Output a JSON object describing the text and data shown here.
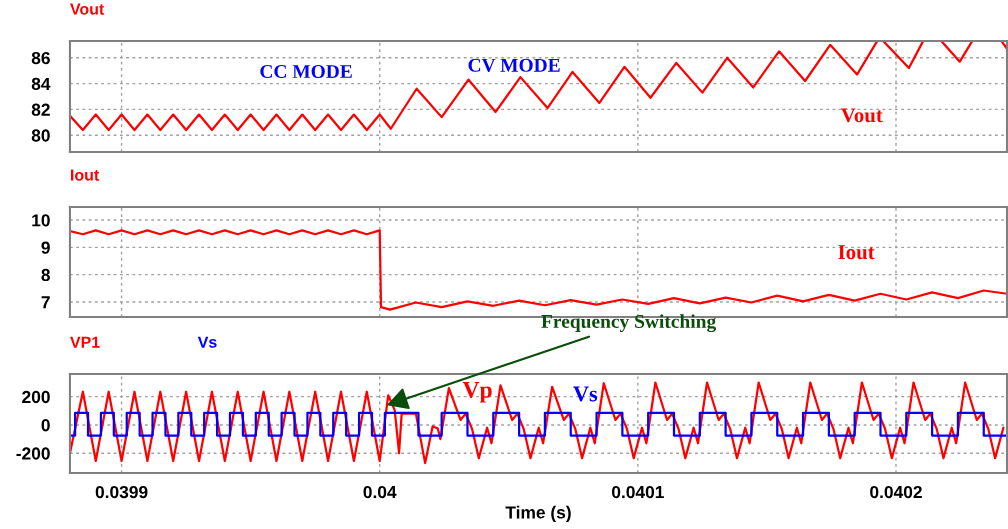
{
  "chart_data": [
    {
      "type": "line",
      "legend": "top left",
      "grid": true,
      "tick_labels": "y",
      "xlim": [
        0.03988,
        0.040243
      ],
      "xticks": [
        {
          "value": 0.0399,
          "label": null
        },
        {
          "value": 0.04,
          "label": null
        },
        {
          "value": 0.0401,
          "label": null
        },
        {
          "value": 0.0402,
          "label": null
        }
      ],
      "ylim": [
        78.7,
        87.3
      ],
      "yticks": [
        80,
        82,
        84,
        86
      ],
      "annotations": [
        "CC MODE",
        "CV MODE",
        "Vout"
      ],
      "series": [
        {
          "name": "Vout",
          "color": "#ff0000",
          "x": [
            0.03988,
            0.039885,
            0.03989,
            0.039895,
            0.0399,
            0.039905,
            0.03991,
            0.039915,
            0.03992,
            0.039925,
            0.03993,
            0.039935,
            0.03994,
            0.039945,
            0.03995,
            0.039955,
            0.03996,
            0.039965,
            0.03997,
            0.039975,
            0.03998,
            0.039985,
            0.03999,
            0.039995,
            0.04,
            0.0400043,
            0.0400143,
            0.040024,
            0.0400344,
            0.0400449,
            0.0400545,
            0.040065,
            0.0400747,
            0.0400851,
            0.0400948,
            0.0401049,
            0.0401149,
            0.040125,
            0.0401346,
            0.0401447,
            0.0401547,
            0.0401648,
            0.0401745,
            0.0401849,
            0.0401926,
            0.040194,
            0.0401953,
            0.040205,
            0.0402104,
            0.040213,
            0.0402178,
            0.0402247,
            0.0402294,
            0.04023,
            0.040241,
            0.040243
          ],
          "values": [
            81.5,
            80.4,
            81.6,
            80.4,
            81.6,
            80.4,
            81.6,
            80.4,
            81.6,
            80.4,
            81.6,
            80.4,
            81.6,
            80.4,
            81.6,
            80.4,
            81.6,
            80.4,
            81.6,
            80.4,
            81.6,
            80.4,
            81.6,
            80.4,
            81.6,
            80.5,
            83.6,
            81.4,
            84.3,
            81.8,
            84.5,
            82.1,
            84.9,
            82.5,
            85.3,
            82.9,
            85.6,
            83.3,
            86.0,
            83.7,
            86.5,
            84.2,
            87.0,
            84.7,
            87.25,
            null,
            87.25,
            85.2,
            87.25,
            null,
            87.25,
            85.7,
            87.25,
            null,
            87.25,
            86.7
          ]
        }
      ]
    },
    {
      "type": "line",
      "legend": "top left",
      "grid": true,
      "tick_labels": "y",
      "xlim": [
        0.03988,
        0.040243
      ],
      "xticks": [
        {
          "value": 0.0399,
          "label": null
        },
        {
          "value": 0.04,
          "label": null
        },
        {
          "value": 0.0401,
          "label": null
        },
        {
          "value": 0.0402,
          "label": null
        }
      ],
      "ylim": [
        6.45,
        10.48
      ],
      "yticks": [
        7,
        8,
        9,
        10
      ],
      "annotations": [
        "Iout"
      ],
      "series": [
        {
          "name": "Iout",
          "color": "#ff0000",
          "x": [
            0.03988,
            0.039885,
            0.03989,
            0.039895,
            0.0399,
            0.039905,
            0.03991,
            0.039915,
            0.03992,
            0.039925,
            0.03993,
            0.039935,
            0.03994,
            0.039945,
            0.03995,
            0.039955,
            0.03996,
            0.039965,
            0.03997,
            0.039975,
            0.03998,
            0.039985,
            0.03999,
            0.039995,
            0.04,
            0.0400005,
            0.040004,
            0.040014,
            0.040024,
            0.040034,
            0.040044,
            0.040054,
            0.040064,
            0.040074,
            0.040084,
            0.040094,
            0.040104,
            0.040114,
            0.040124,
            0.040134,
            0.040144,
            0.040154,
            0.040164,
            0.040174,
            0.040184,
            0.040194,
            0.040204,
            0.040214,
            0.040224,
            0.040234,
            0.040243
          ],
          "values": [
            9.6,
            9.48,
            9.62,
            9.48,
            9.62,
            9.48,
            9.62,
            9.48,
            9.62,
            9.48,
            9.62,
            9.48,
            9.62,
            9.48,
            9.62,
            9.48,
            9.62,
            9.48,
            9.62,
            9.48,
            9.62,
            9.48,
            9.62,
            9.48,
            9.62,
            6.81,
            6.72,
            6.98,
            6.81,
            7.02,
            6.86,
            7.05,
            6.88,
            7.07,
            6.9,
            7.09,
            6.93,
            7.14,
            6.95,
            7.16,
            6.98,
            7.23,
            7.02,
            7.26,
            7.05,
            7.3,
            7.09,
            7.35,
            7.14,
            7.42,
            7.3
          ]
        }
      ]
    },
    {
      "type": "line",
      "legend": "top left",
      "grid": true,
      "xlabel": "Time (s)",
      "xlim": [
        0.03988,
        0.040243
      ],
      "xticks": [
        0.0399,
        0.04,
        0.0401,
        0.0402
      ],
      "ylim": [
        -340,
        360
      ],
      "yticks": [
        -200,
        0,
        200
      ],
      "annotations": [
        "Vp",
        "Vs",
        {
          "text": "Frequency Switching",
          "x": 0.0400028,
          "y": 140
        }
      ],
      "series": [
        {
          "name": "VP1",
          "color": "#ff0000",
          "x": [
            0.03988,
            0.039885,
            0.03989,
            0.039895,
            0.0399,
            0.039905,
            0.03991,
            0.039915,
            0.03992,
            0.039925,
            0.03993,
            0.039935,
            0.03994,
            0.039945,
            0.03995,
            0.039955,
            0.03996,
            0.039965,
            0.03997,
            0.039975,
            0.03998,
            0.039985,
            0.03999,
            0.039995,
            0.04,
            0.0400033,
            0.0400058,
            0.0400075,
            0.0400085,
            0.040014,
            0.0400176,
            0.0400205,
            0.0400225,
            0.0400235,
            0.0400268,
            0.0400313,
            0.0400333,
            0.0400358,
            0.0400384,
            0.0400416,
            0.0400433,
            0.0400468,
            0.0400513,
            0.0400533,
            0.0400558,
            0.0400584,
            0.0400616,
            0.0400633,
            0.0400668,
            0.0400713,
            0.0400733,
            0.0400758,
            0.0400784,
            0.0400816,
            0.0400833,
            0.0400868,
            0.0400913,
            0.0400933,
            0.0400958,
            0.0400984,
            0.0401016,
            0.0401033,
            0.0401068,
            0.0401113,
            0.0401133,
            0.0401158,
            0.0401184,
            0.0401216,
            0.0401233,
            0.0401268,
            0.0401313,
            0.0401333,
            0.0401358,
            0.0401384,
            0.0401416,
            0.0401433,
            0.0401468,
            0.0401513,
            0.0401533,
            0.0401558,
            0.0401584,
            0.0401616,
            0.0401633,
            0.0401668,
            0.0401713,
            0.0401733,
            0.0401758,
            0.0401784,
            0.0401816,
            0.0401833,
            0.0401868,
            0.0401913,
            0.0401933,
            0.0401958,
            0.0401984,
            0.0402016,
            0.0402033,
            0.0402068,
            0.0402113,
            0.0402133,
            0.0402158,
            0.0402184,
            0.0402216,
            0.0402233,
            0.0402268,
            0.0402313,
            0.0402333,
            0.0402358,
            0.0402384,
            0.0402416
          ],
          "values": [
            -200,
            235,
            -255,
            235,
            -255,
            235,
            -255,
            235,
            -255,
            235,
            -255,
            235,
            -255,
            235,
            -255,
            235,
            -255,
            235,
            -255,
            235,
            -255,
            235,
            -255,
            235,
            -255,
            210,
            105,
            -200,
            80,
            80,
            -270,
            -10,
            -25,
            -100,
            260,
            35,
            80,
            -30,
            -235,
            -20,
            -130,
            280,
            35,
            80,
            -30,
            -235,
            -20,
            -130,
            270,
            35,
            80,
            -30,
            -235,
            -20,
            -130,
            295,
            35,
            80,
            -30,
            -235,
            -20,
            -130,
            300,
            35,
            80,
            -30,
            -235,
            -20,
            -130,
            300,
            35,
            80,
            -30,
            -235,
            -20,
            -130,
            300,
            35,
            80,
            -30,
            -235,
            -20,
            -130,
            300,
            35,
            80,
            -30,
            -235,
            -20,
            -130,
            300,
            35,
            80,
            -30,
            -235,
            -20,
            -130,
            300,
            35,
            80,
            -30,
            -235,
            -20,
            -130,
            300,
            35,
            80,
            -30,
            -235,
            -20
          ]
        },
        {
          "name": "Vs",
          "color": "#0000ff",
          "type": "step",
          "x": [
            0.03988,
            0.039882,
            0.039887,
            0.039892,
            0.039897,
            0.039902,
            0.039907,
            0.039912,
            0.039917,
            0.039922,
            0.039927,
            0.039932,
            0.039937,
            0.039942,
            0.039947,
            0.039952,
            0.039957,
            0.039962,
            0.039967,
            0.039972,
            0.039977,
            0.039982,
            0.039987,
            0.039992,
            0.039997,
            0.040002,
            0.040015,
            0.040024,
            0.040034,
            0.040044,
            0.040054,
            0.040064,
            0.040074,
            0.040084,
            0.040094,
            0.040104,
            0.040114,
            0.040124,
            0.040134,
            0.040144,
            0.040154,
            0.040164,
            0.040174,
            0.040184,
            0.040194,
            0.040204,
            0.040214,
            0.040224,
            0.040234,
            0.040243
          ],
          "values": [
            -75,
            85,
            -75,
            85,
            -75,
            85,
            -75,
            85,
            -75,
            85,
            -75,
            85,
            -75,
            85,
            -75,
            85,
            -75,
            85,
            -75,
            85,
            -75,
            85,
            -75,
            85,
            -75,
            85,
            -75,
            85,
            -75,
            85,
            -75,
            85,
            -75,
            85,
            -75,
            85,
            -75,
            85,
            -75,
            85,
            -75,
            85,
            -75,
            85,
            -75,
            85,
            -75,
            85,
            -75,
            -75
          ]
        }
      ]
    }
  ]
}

────────────────────

_Instructions to follow:_ Where a line in the entries holds the word "text", copy that line.

_Solution below:_
Output a JSON object describing the text and data shown here.
          "text": "Frequency Switching",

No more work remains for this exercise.